DIRECTION » Retype every line of the entries below without any changes, leaving out the pictures.

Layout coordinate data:
-- START --
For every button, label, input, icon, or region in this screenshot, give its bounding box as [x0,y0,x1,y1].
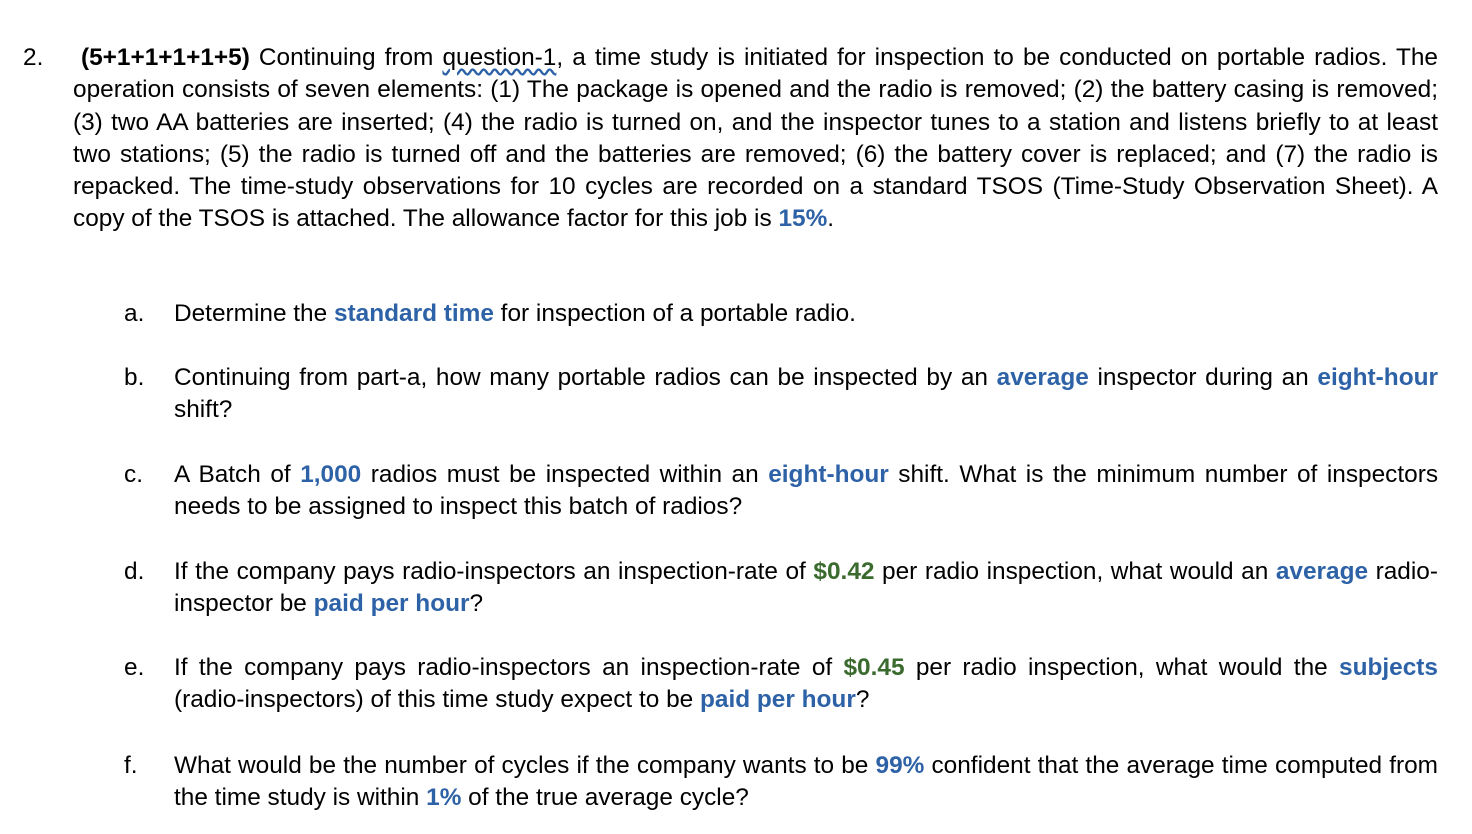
part-b-highlight-1: average [996,364,1089,391]
question-number: 2. [23,44,44,71]
part-a-text [174,298,1438,330]
question-1-link[interactable]: question-1 [442,44,557,71]
intro-text-end: . [827,205,835,233]
part-a-letter: a. [124,300,145,327]
intro-text-1: Continuing from [249,44,443,71]
part-a-text-2: for inspection of a portable radio. [493,300,856,327]
part-c-text [174,459,1438,524]
part-e-text-3: (radio-inspectors) of this time study expect to be [174,686,700,714]
part-d-text-2: per radio inspection, what would an [874,558,1276,585]
part-f-highlight-1: 99% [875,752,925,779]
part-c-text-1: A Batch of [174,461,301,488]
part-f-text-2: confident that the average time computed from the time study is within [174,752,1438,812]
part-b-letter: b. [124,364,145,391]
part-b-text [174,362,1438,427]
allowance-factor: 15% [778,205,828,233]
part-d-highlight-2: paid per hour [313,590,470,618]
part-f-text-1: What would be the number of cycles if the company wants to be [174,752,876,779]
part-f-text-3: of the true average cycle? [461,784,749,812]
part-c-highlight-1: 1,000 [300,461,362,488]
part-d-text [174,556,1438,621]
question-intro [73,42,1438,236]
part-e-text [174,652,1438,717]
part-e-text-2: per radio inspection, what would the [904,654,1340,681]
part-e-rate: $0.45 [843,654,905,681]
part-e-highlight-2: paid per hour [699,686,856,714]
part-f-letter: f. [124,752,138,779]
part-d-rate: $0.42 [813,558,875,585]
part-e-highlight-1: subjects [1339,654,1438,681]
part-e-text-4: ? [855,686,870,714]
part-d-text-4: ? [469,590,484,618]
part-d-text-1: If the company pays radio-inspectors an inspection-rate of [174,558,814,585]
part-d-letter: d. [124,558,145,585]
part-e-letter: e. [124,654,145,681]
part-c-text-3: shift. What is the minimum number of inspectors needs to be assigned to inspect this batch of radios? [174,461,1439,521]
part-b-text-1: Continuing from part-a, how many portable radios can be inspected by an [174,364,997,391]
part-f-text [174,750,1438,815]
part-d-text-3: radio-inspector be [174,558,1438,618]
part-d-highlight-1: average [1275,558,1369,585]
part-b-text-3: shift? [174,396,233,424]
part-b-highlight-2: eight-hour [1317,364,1438,391]
part-c-text-2: radios must be inspected within an [361,461,769,488]
part-f-highlight-2: 1% [426,784,462,812]
part-c-letter: c. [124,461,143,488]
part-c-highlight-2: eight-hour [768,461,889,488]
part-e-text-1: If the company pays radio-inspectors an inspection-rate of [174,654,844,681]
intro-text-2: , a time study is initiated for inspection to be conducted on portable radios. The operation consists of seven elements: (1) The package is opened and the radio is removed; (2) the battery casing is removed; (3) two AA batteries are inserted; (4) the radio is turned on, and the inspector tunes to a station and listens briefly to at least two stations; (5) the radio is turned off and the batteries are removed; (6) the battery cover is replaced; and (7) the radio is repacked. The time-study observations for 10 cycles are recorded on a standard TSOS (Time-Study Observation Sheet). A copy of the TSOS is attached. The allowance factor for this job is [73,44,1438,233]
question-points: (5+1+1+1+1+5) [81,44,250,71]
part-a-text-1: Determine the [174,300,334,327]
part-a-highlight-1: standard time [333,300,494,327]
part-b-text-2: inspector during an [1088,364,1318,391]
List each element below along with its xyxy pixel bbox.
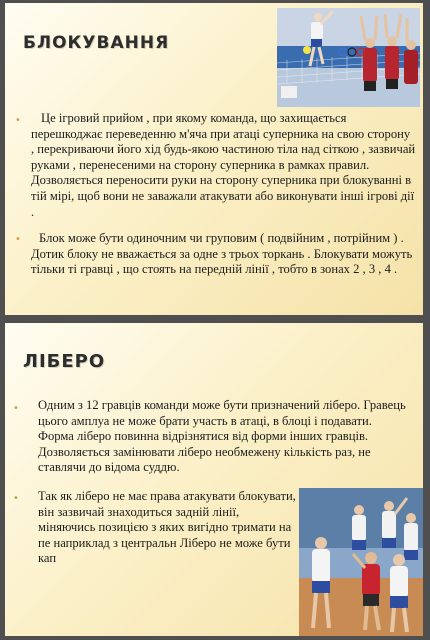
paragraph: Блок може бути одиночним чи груповим ( подвійним , потрійним ) . Дотик блоку не вважається за одне з трьох торкань . Блокувати можуть тільки ті гравці , що стоять на передній лінії , тобто в зонах 2 , 3 , 4 . xyxy=(31,231,413,277)
paragraph: Так як ліберо не має права атакувати блокувати, він зазвичай знаходиться задній лінії, міняючись позицією з яких вигідно тримати на пе наприклад з центральн Ліберо не може бути кап xyxy=(38,489,296,566)
paragraph: Одним з 12 гравців команди може бути призначений ліберо. Гравець цього амплуа не може брати участь в атаці, в блоці і подавати. Форма ліберо повинна відрізнятися від форми інших гравців. Дозволяється замінювати ліберо необмежену кількість раз, не ставлячи до відома суддю. xyxy=(38,398,406,475)
bullet-icon: • xyxy=(15,115,21,126)
bullet-icon: • xyxy=(15,234,21,245)
bullet-icon: • xyxy=(13,403,19,414)
paragraph: Це ігровий прийом , при якому команда, що захищається перешкоджає переведенню м'яча при атаці суперника на свою сторону , перекриваючи його хід будь-якою частиною тіла над сіткою , зазвичай руками , перенесеними на сторону суперника в рамках правил. Дозволяється переносити руки на сторону суперника при блокуванні в тій мірі, щоб вони не заважали атакувати або виконувати інші ігрові дії . xyxy=(31,111,416,219)
slide-title: БЛОКУВАННЯ xyxy=(23,33,170,53)
volleyball-team-photo xyxy=(299,488,423,636)
slide-blocking xyxy=(5,3,423,315)
volleyball-block-photo xyxy=(277,8,420,107)
slide-title: ЛІБЕРО xyxy=(23,351,106,372)
slide-libero xyxy=(5,323,423,636)
bullet-icon: • xyxy=(13,493,19,504)
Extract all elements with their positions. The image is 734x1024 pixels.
-- END --
RESPONSE »
For every button, label, input, icon, or region in this screenshot, give its bounding box as [x0,y0,x1,y1].
part-b-highlight-1: average [996,364,1089,391]
question-number: 2. [23,44,44,71]
part-a-text [174,298,1438,330]
question-1-link[interactable]: question-1 [442,44,557,71]
intro-text-end: . [827,205,835,233]
part-a-letter: a. [124,300,145,327]
intro-text-1: Continuing from [249,44,443,71]
part-a-text-2: for inspection of a portable radio. [493,300,856,327]
part-c-text [174,459,1438,524]
part-e-text-3: (radio-inspectors) of this time study expect to be [174,686,700,714]
part-d-text-2: per radio inspection, what would an [874,558,1276,585]
part-f-highlight-1: 99% [875,752,925,779]
part-c-text-1: A Batch of [174,461,301,488]
part-f-text-2: confident that the average time computed from the time study is within [174,752,1438,812]
part-b-letter: b. [124,364,145,391]
part-b-text [174,362,1438,427]
allowance-factor: 15% [778,205,828,233]
part-d-highlight-2: paid per hour [313,590,470,618]
part-f-text-1: What would be the number of cycles if the company wants to be [174,752,876,779]
part-f-text-3: of the true average cycle? [461,784,749,812]
part-c-highlight-1: 1,000 [300,461,362,488]
part-d-text [174,556,1438,621]
question-intro [73,42,1438,236]
part-e-text [174,652,1438,717]
part-e-text-2: per radio inspection, what would the [904,654,1340,681]
part-e-rate: $0.45 [843,654,905,681]
part-e-highlight-2: paid per hour [699,686,856,714]
part-f-letter: f. [124,752,138,779]
part-d-rate: $0.42 [813,558,875,585]
part-e-highlight-1: subjects [1339,654,1438,681]
part-e-text-4: ? [855,686,870,714]
part-d-text-4: ? [469,590,484,618]
part-d-text-1: If the company pays radio-inspectors an inspection-rate of [174,558,814,585]
part-d-letter: d. [124,558,145,585]
part-e-letter: e. [124,654,145,681]
part-c-text-3: shift. What is the minimum number of inspectors needs to be assigned to inspect this batch of radios? [174,461,1439,521]
part-b-text-1: Continuing from part-a, how many portable radios can be inspected by an [174,364,997,391]
part-f-text [174,750,1438,815]
part-d-text-3: radio-inspector be [174,558,1438,618]
part-d-highlight-1: average [1275,558,1369,585]
part-b-text-3: shift? [174,396,233,424]
part-b-highlight-2: eight-hour [1317,364,1438,391]
part-c-text-2: radios must be inspected within an [361,461,769,488]
part-f-highlight-2: 1% [426,784,462,812]
part-c-letter: c. [124,461,143,488]
part-c-highlight-2: eight-hour [768,461,889,488]
part-e-text-1: If the company pays radio-inspectors an inspection-rate of [174,654,844,681]
intro-text-2: , a time study is initiated for inspection to be conducted on portable radios. The operation consists of seven elements: (1) The package is opened and the radio is removed; (2) the battery casing is removed; (3) two AA batteries are inserted; (4) the radio is turned on, and the inspector tunes to a station and listens briefly to at least two stations; (5) the radio is turned off and the batteries are removed; (6) the battery cover is replaced; and (7) the radio is repacked. The time-study observations for 10 cycles are recorded on a standard TSOS (Time-Study Observation Sheet). A copy of the TSOS is attached. The allowance factor for this job is [73,44,1438,233]
question-points: (5+1+1+1+1+5) [81,44,250,71]
part-a-text-1: Determine the [174,300,334,327]
part-a-highlight-1: standard time [333,300,494,327]
part-b-text-2: inspector during an [1088,364,1318,391]
List each element below along with its xyxy pixel bbox.
paragraph: Блок може бути одиночним чи груповим ( подвійним , потрійним ) . Дотик блоку не вважається за одне з трьох торкань . Блокувати можуть тільки ті гравці , що стоять на передній лінії , тобто в зонах 2 , 3 , 4 . xyxy=(31,231,413,277)
paragraph: Так як ліберо не має права атакувати блокувати, він зазвичай знаходиться задній лінії, міняючись позицією з яких вигідно тримати на пе наприклад з центральн Ліберо не може бути кап xyxy=(38,489,296,566)
paragraph: Одним з 12 гравців команди може бути призначений ліберо. Гравець цього амплуа не може брати участь в атаці, в блоці і подавати. Форма ліберо повинна відрізнятися від форми інших гравців. Дозволяється замінювати ліберо необмежену кількість раз, не ставлячи до відома суддю. xyxy=(38,398,406,475)
bullet-icon: • xyxy=(15,115,21,126)
bullet-icon: • xyxy=(15,234,21,245)
bullet-icon: • xyxy=(13,403,19,414)
paragraph: Це ігровий прийом , при якому команда, що захищається перешкоджає переведенню м'яча при атаці суперника на свою сторону , перекриваючи його хід будь-якою частиною тіла над сіткою , зазвичай руками , перенесеними на сторону суперника в рамках правил. Дозволяється переносити руки на сторону суперника при блокуванні в тій мірі, щоб вони не заважали атакувати або виконувати інші ігрові дії . xyxy=(31,111,416,219)
slide-title: БЛОКУВАННЯ xyxy=(23,33,170,53)
volleyball-team-photo xyxy=(299,488,423,636)
slide-blocking xyxy=(5,3,423,315)
volleyball-block-photo xyxy=(277,8,420,107)
slide-title: ЛІБЕРО xyxy=(23,351,106,372)
slide-libero xyxy=(5,323,423,636)
bullet-icon: • xyxy=(13,493,19,504)
Extract all elements with their positions. The image is 734x1024 pixels.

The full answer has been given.